# [Exercise instructions]
Using the entries that follow, collect the lines where the word "полюбил" appears.

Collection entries
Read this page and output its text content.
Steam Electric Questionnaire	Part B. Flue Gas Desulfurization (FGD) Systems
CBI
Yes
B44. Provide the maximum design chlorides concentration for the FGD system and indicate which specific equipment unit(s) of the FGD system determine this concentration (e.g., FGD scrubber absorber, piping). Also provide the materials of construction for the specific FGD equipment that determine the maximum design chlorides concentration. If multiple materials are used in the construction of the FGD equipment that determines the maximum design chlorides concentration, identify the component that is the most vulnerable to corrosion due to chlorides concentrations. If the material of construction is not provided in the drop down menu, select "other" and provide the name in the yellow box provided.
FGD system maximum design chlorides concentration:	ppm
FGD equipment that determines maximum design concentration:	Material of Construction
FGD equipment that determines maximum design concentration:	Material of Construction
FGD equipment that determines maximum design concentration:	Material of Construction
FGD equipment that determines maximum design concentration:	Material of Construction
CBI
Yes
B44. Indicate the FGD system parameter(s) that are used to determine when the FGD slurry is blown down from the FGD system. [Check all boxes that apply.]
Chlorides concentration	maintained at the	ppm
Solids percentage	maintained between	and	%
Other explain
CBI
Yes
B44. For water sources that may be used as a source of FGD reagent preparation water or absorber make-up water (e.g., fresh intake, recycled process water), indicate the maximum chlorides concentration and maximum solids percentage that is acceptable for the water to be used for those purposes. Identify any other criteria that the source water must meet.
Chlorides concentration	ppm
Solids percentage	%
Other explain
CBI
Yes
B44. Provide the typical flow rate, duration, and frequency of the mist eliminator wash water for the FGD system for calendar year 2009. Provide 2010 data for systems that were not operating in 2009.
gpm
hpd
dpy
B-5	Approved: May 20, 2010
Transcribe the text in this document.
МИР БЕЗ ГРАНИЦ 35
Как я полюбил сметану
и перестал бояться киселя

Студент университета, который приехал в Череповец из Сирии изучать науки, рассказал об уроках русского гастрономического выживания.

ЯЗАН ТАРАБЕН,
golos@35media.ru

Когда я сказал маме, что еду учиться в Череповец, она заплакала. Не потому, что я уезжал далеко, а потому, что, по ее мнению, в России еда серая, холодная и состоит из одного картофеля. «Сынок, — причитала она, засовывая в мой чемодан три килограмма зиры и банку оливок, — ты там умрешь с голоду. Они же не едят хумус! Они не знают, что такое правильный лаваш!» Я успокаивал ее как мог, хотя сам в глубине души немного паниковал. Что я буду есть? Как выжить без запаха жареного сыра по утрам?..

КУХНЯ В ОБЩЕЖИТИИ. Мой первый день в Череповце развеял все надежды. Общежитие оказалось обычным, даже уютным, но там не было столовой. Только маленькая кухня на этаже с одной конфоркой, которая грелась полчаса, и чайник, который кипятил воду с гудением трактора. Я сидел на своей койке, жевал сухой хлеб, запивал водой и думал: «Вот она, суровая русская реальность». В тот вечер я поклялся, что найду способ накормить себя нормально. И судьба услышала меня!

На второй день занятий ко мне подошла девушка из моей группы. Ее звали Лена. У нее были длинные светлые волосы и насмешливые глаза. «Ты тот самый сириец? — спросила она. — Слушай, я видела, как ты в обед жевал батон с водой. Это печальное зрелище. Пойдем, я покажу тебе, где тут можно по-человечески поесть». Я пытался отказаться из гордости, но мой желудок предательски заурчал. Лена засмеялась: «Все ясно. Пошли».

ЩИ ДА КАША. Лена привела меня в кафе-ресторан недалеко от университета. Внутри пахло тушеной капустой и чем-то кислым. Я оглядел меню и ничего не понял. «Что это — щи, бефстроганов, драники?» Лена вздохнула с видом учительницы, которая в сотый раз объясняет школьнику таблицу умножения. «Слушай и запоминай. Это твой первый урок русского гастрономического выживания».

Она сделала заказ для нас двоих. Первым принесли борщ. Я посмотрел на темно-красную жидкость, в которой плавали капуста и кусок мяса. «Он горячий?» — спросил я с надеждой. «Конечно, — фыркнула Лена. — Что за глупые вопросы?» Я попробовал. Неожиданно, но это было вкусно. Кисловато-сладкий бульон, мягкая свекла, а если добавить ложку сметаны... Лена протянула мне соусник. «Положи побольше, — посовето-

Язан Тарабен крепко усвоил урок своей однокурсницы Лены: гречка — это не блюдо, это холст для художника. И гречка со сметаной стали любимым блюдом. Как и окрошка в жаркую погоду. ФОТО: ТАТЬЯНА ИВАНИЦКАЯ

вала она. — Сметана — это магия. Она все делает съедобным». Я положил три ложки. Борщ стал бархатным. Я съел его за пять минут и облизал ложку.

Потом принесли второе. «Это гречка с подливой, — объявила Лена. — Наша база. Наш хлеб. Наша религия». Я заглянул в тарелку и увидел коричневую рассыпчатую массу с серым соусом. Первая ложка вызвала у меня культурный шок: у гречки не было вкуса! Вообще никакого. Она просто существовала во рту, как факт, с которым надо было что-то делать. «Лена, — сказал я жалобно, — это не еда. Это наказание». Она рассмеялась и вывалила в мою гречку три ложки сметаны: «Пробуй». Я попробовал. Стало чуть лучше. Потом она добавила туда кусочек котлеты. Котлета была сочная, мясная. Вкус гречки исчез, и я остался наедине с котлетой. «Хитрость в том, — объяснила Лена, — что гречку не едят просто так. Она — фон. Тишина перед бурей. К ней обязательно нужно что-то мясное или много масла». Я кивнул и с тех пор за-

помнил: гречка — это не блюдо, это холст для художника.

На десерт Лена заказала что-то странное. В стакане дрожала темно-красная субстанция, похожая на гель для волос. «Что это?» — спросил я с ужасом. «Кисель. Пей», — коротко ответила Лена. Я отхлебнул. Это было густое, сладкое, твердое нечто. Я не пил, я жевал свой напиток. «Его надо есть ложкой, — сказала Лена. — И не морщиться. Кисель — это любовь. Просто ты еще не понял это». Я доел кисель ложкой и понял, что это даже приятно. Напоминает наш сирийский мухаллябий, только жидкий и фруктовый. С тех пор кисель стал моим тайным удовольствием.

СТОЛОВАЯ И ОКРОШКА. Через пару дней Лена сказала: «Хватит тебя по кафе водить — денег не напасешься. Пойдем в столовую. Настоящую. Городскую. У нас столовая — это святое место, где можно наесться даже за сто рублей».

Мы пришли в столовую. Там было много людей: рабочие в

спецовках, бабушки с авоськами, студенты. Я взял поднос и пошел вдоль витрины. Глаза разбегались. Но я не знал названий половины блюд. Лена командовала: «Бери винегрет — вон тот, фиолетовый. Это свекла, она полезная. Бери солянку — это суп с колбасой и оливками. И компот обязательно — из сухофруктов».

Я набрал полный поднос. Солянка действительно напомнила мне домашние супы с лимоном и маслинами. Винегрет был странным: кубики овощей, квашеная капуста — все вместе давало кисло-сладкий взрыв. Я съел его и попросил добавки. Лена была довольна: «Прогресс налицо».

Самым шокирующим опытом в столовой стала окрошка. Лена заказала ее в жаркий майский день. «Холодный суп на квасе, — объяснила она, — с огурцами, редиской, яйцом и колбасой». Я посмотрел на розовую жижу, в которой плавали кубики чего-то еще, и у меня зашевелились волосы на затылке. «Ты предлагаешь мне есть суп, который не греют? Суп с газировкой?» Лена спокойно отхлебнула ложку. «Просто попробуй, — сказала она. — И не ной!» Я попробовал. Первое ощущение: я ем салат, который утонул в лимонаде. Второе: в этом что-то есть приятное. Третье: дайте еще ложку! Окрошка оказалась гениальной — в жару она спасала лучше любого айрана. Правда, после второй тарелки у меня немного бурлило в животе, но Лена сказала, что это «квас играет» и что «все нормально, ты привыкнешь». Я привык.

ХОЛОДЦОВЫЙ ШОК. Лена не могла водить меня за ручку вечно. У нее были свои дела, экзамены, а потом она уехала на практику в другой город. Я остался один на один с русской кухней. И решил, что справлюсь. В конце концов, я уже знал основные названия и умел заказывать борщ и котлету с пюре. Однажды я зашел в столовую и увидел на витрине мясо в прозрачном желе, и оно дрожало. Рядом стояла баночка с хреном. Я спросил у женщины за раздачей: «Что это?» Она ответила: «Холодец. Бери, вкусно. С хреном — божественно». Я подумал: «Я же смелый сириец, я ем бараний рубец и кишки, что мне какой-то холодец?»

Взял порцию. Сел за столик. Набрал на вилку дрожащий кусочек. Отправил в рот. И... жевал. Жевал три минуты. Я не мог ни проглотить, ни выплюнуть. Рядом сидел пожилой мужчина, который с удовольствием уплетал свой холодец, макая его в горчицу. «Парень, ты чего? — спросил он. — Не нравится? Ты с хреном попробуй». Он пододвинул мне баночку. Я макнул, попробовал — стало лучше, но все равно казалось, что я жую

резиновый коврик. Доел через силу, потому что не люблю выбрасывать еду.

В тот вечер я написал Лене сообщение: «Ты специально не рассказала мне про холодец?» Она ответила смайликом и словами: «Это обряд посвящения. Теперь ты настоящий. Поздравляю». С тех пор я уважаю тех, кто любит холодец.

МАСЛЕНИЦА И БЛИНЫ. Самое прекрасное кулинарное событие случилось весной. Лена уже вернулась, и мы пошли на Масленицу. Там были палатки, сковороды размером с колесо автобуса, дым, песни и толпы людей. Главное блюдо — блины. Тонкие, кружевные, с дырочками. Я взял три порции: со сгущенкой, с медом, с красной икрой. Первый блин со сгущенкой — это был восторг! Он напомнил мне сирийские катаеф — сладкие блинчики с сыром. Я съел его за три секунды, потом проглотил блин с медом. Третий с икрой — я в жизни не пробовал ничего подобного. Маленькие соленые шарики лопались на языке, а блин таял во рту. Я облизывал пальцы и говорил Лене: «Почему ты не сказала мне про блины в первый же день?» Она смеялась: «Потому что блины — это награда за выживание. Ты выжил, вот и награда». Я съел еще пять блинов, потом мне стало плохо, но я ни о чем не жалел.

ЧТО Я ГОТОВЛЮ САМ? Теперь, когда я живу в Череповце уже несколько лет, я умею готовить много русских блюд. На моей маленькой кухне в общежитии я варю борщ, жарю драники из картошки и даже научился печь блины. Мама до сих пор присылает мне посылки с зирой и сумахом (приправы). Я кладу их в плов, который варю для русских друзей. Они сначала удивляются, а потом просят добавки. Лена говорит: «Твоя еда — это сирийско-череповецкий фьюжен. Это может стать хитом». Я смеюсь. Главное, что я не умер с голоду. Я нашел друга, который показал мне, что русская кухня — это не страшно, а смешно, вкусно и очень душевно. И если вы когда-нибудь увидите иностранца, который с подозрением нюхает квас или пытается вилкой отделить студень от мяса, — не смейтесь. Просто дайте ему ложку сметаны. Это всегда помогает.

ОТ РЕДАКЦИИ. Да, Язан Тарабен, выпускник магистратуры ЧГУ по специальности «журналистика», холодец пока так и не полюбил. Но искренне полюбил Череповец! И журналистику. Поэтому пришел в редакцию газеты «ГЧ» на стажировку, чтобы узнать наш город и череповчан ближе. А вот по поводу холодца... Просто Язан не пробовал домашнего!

# [Full answer]
Как я полюбил сметану
ОТ РЕДАКЦИИ. Да, Язан Тарабен, выпускник магистратуры ЧГУ по специальности «журналистика», холодец пока так и не полюбил. Но искренне полюбил Череповец! И журналистику. Поэтому пришел в редакцию газеты «ГЧ» на стажировку, чтобы узнать наш город и череповчан ближе. А вот по поводу холодца... Просто Язан не пробовал домашнего!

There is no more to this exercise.